[INFORMATION PROVIDED]
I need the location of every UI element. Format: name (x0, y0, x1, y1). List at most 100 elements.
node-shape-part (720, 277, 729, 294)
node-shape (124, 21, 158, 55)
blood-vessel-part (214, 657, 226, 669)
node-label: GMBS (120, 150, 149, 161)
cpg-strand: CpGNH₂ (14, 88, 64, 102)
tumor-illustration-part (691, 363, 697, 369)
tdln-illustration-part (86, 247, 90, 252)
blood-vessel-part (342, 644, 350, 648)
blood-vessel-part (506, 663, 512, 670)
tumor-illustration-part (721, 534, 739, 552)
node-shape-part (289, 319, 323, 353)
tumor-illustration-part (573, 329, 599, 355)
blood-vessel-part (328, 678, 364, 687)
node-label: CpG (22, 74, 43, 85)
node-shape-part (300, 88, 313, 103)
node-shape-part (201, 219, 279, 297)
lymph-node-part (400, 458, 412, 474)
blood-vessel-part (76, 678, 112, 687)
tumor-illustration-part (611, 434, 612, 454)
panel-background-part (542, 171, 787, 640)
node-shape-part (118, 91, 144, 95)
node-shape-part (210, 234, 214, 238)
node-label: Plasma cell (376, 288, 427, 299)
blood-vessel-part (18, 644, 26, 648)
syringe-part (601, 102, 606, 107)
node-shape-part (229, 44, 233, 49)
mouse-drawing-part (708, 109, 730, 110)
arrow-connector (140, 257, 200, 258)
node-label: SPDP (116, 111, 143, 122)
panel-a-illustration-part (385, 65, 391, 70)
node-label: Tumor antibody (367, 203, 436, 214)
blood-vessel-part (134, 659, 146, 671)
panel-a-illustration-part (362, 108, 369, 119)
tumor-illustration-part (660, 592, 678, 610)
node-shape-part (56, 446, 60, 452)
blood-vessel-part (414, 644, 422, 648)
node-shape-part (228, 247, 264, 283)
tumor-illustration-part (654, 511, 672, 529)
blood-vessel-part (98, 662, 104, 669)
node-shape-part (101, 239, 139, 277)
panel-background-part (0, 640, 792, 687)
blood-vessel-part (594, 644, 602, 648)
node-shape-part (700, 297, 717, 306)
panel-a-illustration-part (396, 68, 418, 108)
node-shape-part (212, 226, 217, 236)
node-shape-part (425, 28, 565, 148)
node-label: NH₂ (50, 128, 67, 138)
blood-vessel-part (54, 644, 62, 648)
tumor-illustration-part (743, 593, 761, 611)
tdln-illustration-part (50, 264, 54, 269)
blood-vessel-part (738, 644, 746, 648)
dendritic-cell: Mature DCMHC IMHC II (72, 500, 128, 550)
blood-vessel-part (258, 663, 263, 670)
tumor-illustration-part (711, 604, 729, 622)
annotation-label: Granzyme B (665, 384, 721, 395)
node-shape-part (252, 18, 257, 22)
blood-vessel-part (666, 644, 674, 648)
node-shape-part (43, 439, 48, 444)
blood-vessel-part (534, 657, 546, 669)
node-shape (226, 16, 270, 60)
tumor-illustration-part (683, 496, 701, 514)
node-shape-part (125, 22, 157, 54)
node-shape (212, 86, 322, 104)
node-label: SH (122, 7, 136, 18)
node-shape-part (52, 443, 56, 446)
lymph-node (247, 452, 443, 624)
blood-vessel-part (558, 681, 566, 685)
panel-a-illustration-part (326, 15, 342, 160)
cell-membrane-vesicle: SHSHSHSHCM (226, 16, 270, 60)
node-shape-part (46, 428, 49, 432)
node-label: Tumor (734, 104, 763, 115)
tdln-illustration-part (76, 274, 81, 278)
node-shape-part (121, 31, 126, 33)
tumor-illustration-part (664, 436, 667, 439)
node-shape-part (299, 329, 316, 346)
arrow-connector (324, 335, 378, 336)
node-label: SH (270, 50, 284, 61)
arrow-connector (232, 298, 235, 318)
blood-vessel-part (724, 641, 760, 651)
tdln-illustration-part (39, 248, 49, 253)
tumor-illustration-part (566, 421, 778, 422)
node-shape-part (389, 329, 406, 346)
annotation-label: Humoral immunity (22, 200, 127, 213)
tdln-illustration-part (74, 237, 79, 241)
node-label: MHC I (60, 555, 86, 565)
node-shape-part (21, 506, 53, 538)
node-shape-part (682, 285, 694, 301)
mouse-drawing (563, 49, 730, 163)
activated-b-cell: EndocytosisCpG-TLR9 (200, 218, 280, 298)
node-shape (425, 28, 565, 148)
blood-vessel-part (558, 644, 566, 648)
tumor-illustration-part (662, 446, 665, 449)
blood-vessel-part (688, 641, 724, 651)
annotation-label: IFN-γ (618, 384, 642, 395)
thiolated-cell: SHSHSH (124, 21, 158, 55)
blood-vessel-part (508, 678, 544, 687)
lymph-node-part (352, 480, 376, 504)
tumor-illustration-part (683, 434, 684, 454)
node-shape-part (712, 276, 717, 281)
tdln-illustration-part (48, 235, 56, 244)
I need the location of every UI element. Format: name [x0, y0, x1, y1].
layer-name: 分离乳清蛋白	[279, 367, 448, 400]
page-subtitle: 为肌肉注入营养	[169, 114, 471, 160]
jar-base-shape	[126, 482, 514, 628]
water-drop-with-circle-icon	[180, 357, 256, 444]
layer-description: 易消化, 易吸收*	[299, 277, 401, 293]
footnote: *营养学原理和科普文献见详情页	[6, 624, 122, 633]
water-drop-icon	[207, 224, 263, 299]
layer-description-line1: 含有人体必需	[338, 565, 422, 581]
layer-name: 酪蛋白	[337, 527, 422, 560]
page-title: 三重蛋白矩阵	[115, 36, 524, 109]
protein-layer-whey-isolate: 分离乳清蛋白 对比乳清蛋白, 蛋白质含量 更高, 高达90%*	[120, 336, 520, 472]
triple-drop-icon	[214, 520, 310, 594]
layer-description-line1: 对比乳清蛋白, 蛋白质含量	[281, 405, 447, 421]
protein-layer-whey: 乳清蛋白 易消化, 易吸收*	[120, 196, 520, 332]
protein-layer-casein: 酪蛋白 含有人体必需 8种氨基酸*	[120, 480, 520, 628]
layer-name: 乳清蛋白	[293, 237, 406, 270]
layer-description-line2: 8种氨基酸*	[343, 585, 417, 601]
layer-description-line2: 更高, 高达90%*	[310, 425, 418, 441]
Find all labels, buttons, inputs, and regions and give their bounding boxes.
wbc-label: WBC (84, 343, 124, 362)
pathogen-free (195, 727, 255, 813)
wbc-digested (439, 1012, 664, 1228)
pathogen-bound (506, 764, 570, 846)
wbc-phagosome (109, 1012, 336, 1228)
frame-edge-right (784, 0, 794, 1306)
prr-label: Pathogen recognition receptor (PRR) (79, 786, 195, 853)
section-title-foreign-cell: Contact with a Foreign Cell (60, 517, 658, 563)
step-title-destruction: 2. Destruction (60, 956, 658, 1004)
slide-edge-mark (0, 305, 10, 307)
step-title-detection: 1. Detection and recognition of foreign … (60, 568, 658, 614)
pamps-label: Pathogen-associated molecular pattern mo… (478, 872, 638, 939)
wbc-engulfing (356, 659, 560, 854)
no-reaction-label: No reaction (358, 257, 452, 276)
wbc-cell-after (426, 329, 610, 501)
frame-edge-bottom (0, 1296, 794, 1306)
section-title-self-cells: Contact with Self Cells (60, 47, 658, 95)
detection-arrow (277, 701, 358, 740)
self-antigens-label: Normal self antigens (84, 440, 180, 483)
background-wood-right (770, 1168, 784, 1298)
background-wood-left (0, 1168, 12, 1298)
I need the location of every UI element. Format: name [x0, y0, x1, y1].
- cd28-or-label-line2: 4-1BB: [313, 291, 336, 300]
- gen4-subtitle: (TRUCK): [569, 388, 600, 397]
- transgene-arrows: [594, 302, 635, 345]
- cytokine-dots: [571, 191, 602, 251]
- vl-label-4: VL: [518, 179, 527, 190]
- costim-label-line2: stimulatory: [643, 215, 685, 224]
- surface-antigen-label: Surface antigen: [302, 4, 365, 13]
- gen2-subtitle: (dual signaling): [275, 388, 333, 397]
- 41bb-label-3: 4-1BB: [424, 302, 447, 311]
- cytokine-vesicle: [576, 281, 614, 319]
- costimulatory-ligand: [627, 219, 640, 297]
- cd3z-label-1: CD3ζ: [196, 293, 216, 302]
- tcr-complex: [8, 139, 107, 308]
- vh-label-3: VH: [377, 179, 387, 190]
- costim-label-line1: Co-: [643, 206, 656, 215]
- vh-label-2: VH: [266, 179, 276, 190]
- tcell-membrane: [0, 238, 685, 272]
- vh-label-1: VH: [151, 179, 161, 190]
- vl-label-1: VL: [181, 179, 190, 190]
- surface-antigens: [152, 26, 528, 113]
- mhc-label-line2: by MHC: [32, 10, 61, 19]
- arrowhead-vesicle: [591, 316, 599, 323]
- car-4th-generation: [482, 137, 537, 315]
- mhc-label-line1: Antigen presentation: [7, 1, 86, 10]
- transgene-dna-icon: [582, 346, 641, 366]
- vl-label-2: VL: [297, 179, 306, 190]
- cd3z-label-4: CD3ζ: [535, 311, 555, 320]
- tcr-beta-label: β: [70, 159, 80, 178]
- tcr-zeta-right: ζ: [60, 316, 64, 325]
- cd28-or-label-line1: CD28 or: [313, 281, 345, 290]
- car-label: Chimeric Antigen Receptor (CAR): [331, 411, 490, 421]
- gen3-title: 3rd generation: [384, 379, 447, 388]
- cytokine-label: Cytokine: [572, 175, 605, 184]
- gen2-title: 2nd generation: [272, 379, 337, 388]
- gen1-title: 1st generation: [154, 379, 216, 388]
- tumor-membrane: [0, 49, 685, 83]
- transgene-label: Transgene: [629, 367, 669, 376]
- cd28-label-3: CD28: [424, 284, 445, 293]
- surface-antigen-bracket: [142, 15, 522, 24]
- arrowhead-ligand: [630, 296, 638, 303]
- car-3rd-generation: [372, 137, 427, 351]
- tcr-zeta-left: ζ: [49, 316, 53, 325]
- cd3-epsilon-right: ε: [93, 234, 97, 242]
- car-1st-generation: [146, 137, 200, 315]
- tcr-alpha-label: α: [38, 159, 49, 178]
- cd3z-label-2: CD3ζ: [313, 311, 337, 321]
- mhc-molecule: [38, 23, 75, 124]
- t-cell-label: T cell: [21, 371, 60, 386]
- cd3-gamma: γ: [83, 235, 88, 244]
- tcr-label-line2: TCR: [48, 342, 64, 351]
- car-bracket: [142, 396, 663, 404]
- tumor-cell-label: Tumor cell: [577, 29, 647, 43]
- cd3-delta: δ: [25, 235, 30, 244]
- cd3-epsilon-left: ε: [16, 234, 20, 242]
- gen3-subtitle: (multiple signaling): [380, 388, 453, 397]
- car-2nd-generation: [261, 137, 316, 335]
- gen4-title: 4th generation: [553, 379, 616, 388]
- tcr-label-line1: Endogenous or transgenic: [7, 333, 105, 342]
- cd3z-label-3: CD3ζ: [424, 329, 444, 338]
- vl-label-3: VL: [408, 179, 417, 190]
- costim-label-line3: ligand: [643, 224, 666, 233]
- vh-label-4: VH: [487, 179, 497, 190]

[PROBLEM REQUIREMENTS]
Copy the lines from the entries above in which the word "对比乳清蛋白" appears.

[RESPONSE TO THIS EXERCISE]
protein-layer-whey-isolate: 分离乳清蛋白 对比乳清蛋白, 蛋白质含量 更高, 高达90%*	[120, 336, 520, 472]
layer-description-line1: 对比乳清蛋白, 蛋白质含量	[281, 405, 447, 421]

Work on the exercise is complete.